::: PASSAGE PROVIDED

It's cool, when I saw the thread I actually through of those Dell fans too.  I had to look them up as I've never seen them before either.


----------



## Frogger (Mar 3, 2013)

why not just move the pins from the old 5 pin plug to the new fan just make sure you get the asignment right


----------



## stoggs1 (Mar 3, 2013)

So if i would have to use the old fan as as a last resort would it provide adaquite airflow?


----------



## andrewsmc (Mar 3, 2013)

Dunno, you will need a temp monitoring program.


----------



## stoggs1 (Mar 3, 2013)

Ok but it would be safe to assume that with less blades means less airflow


----------



## TRWOV (Mar 3, 2013)

Yeah, it's safe. Your CPU will get a little hotter and maybe throttle back but that's it.


----------



## stoggs1 (Mar 3, 2013)

Ok if it runs to hot itll just shut itself off right to prevent damage? Its a xeon 5160. And if i have to use the original fan for a week or so will it ok?


----------



## TRWOV (Mar 3, 2013)

Yes, it will first throttle to a lower speed, if that doesn't keep it from overheating it will shut down.


----------



## stoggs1 (Mar 3, 2013)

ok a bit of an update.  i have the use the old fan for now because the other 2 fans i got wont fit on the heatsink.  the fan is spinning quite abit faster than before i can tell by the extra noise.  

and the temps are exactly the same as before but my cpu likes to get up to 80 degrees c on a full load which it has been doing even before my fan broke.  

so since i have been having this temperature issue for quite a while and my pc is perfectly stable even after playing intense games such as far cry 3, crysis 1,2 and 3, battlefield 3 etc, do i have anything to worry about?  could the temp sensor in the cpu or mb be bad?  

i greatly appreciate all of your guys help with this issue.

full hardware specs: two intel dual core xeon 5160 cpus at 3.0ghz, nvida gtx 570, 4 gigs of ddr2 ram, 740 gig hdd, 850 watt psu, rocketfish sound card.


----------



## xvi (Mar 3, 2013)

Frogger said:


> why not just move the pins from the old 5 pin plug to the new fan just make sure you get the asignment right
> http://www.overclockers.com/wp-content/uploads/2012/12/12-300x300.png



I was just going to suggest this. I've done this with good success for power supplies.

If you can, I'd just leave the CPU fan header unplugged and power the replacement fan off of a system fan header or 3-pin molex to 3-pin adapter. You'll most likely get a warning from the BIOS when you first boot up the computer that you'll have to "F1 to continue" when it boots, but it's a small price to pay.


----------

::::::

OBJECTIVE A – Extract each row below that contains the word "axis".

::: SUPPLIED RECORDS

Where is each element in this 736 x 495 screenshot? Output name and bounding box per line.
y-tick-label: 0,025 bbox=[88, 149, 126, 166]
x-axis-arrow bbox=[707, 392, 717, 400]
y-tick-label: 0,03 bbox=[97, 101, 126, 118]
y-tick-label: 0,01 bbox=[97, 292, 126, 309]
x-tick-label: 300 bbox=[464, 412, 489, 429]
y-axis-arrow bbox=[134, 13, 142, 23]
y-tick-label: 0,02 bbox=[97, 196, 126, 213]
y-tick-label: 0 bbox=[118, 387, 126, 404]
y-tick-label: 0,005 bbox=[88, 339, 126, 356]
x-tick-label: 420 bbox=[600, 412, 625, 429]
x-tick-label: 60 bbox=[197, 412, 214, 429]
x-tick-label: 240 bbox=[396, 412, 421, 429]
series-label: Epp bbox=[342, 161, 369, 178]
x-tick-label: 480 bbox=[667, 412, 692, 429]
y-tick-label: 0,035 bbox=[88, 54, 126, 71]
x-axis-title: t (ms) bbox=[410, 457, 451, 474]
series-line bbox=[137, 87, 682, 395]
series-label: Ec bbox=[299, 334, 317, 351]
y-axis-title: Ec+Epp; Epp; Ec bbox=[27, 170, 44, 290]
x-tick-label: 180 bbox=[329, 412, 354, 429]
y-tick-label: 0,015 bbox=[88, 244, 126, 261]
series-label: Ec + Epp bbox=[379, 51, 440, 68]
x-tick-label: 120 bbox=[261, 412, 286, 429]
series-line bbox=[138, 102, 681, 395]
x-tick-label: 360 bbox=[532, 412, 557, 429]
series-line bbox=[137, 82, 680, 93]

::::::

OBJECTIVE B – Retype the forum thread above word for word, covering everything from "i greatly appreciate" down to "xvi (Mar 3, 2013)".

EXPECTED OUTPUT A –
x-axis-arrow bbox=[707, 392, 717, 400]
y-axis-arrow bbox=[134, 13, 142, 23]
x-axis-title: t (ms) bbox=[410, 457, 451, 474]
y-axis-title: Ec+Epp; Epp; Ec bbox=[27, 170, 44, 290]

EXPECTED OUTPUT B –
i greatly appreciate all of your guys help with this issue.

full hardware specs: two intel dual core xeon 5160 cpus at 3.0ghz, nvida gtx 570, 4 gigs of ddr2 ram, 740 gig hdd, 850 watt psu, rocketfish sound card.


----------



## xvi (Mar 3, 2013)